_The records_.
━━━━━━━━

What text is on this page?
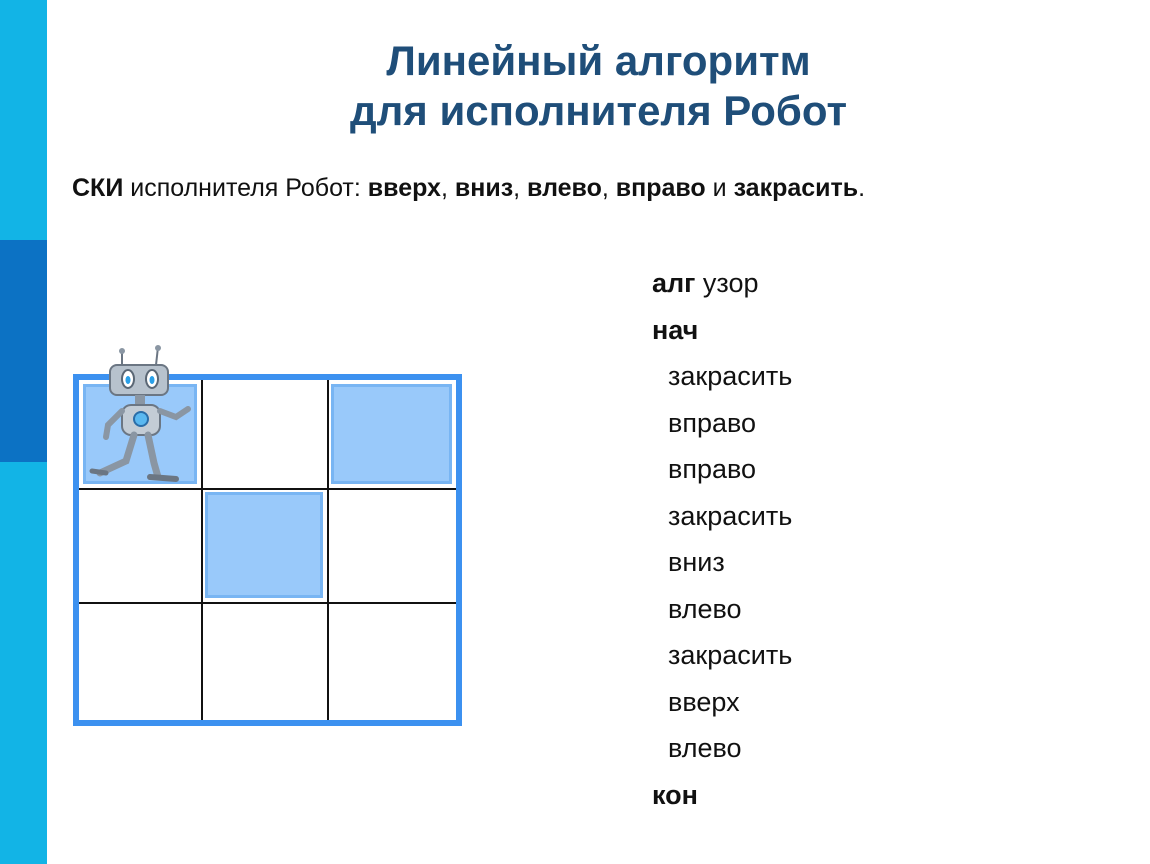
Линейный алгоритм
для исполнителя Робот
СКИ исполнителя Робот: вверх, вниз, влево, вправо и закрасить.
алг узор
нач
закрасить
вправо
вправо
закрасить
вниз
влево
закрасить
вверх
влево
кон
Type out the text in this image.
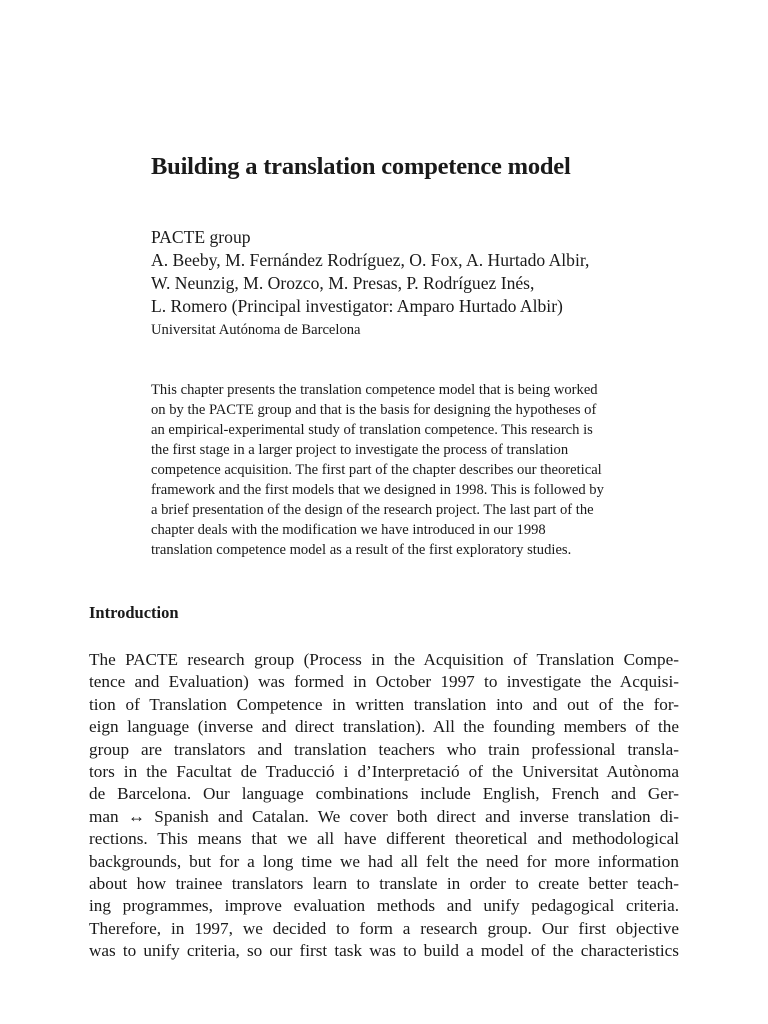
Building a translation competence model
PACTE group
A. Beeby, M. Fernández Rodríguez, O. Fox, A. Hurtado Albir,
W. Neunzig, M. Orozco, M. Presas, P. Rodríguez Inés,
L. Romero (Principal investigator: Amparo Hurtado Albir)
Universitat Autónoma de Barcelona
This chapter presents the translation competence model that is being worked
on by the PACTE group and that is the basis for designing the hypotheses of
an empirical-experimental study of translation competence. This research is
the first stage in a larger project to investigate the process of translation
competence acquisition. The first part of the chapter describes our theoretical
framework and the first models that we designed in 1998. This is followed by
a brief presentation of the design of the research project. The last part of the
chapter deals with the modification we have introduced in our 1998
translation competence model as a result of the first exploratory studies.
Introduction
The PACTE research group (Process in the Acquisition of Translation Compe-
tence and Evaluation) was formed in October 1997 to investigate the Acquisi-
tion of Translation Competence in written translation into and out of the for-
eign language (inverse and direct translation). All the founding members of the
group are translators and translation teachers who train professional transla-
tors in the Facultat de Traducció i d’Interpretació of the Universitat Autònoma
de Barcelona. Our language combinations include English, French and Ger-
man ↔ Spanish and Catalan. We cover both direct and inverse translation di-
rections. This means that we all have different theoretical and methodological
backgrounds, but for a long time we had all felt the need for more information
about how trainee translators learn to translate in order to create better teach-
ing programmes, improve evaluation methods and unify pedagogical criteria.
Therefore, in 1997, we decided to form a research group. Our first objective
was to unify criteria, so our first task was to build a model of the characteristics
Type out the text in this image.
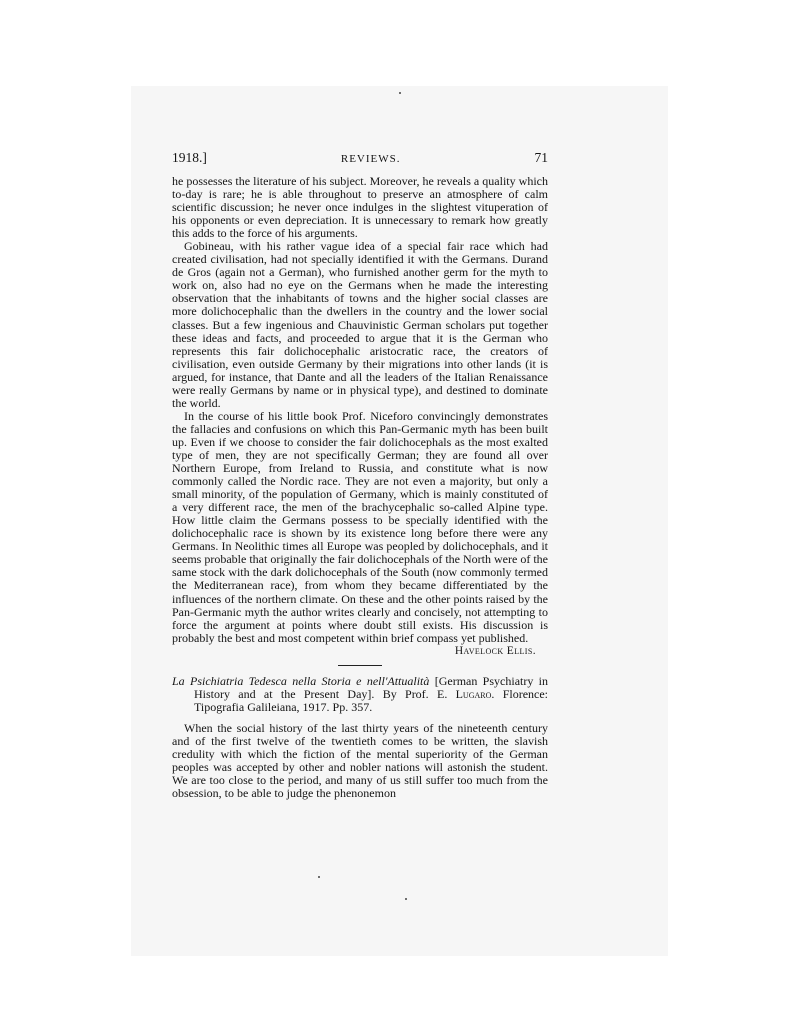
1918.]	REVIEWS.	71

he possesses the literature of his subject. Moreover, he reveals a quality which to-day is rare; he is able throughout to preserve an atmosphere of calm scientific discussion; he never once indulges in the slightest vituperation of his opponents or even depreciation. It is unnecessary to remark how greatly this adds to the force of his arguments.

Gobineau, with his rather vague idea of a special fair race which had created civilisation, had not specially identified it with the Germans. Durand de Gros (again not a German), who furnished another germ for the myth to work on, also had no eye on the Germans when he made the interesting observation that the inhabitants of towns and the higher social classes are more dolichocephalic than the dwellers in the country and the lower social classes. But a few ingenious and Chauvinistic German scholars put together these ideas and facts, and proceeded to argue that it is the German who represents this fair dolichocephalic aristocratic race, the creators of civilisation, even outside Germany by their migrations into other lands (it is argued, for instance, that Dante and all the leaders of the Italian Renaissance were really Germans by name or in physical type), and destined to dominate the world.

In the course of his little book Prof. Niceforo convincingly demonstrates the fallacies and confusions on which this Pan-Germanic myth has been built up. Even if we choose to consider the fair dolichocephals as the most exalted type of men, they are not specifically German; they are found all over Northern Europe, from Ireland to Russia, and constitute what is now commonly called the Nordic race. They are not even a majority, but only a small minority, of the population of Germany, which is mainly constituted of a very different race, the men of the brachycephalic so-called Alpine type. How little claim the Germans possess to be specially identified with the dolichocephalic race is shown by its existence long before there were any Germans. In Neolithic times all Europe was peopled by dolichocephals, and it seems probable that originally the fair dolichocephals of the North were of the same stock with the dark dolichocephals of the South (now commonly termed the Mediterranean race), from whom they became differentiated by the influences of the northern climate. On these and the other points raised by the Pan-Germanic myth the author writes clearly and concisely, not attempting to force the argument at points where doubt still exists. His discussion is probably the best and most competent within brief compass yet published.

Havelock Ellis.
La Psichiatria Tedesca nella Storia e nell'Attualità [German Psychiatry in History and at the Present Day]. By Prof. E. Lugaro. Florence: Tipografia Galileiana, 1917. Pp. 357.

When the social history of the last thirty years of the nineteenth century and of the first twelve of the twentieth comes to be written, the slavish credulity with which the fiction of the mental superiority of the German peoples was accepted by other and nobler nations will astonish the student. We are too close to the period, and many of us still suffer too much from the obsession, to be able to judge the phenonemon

━━━━━━━━

_Work to complete_.
Copy each line exactly, and leave the pictures out of your copy.

_Response to the exercise_.
What text is on this page?
Линейный алгоритм
для исполнителя Робот
СКИ исполнителя Робот: вверх, вниз, влево, вправо и закрасить.
алг узор
нач
закрасить
вправо
вправо
закрасить
вниз
влево
закрасить
вверх
влево
кон
Type out the text in this image.
Building a translation competence model
PACTE group
A. Beeby, M. Fernández Rodríguez, O. Fox, A. Hurtado Albir,
W. Neunzig, M. Orozco, M. Presas, P. Rodríguez Inés,
L. Romero (Principal investigator: Amparo Hurtado Albir)
Universitat Autónoma de Barcelona
This chapter presents the translation competence model that is being worked
on by the PACTE group and that is the basis for designing the hypotheses of
an empirical-experimental study of translation competence. This research is
the first stage in a larger project to investigate the process of translation
competence acquisition. The first part of the chapter describes our theoretical
framework and the first models that we designed in 1998. This is followed by
a brief presentation of the design of the research project. The last part of the
chapter deals with the modification we have introduced in our 1998
translation competence model as a result of the first exploratory studies.
Introduction
The PACTE research group (Process in the Acquisition of Translation Compe-
tence and Evaluation) was formed in October 1997 to investigate the Acquisi-
tion of Translation Competence in written translation into and out of the for-
eign language (inverse and direct translation). All the founding members of the
group are translators and translation teachers who train professional transla-
tors in the Facultat de Traducció i d’Interpretació of the Universitat Autònoma
de Barcelona. Our language combinations include English, French and Ger-
man ↔ Spanish and Catalan. We cover both direct and inverse translation di-
rections. This means that we all have different theoretical and methodological
backgrounds, but for a long time we had all felt the need for more information
about how trainee translators learn to translate in order to create better teach-
ing programmes, improve evaluation methods and unify pedagogical criteria.
Therefore, in 1997, we decided to form a research group. Our first objective
was to unify criteria, so our first task was to build a model of the characteristics
Type out the text in this image.
1918.]	REVIEWS.	71

he possesses the literature of his subject. Moreover, he reveals a quality which to-day is rare; he is able throughout to preserve an atmosphere of calm scientific discussion; he never once indulges in the slightest vituperation of his opponents or even depreciation. It is unnecessary to remark how greatly this adds to the force of his arguments.

Gobineau, with his rather vague idea of a special fair race which had created civilisation, had not specially identified it with the Germans. Durand de Gros (again not a German), who furnished another germ for the myth to work on, also had no eye on the Germans when he made the interesting observation that the inhabitants of towns and the higher social classes are more dolichocephalic than the dwellers in the country and the lower social classes. But a few ingenious and Chauvinistic German scholars put together these ideas and facts, and proceeded to argue that it is the German who represents this fair dolichocephalic aristocratic race, the creators of civilisation, even outside Germany by their migrations into other lands (it is argued, for instance, that Dante and all the leaders of the Italian Renaissance were really Germans by name or in physical type), and destined to dominate the world.

In the course of his little book Prof. Niceforo convincingly demonstrates the fallacies and confusions on which this Pan-Germanic myth has been built up. Even if we choose to consider the fair dolichocephals as the most exalted type of men, they are not specifically German; they are found all over Northern Europe, from Ireland to Russia, and constitute what is now commonly called the Nordic race. They are not even a majority, but only a small minority, of the population of Germany, which is mainly constituted of a very different race, the men of the brachycephalic so-called Alpine type. How little claim the Germans possess to be specially identified with the dolichocephalic race is shown by its existence long before there were any Germans. In Neolithic times all Europe was peopled by dolichocephals, and it seems probable that originally the fair dolichocephals of the North were of the same stock with the dark dolichocephals of the South (now commonly termed the Mediterranean race), from whom they became differentiated by the influences of the northern climate. On these and the other points raised by the Pan-Germanic myth the author writes clearly and concisely, not attempting to force the argument at points where doubt still exists. His discussion is probably the best and most competent within brief compass yet published.

Havelock Ellis.
La Psichiatria Tedesca nella Storia e nell'Attualità [German Psychiatry in History and at the Present Day]. By Prof. E. Lugaro. Florence: Tipografia Galileiana, 1917. Pp. 357.

When the social history of the last thirty years of the nineteenth century and of the first twelve of the twentieth comes to be written, the slavish credulity with which the fiction of the mental superiority of the German peoples was accepted by other and nobler nations will astonish the student. We are too close to the period, and many of us still suffer too much from the obsession, to be able to judge the phenonemon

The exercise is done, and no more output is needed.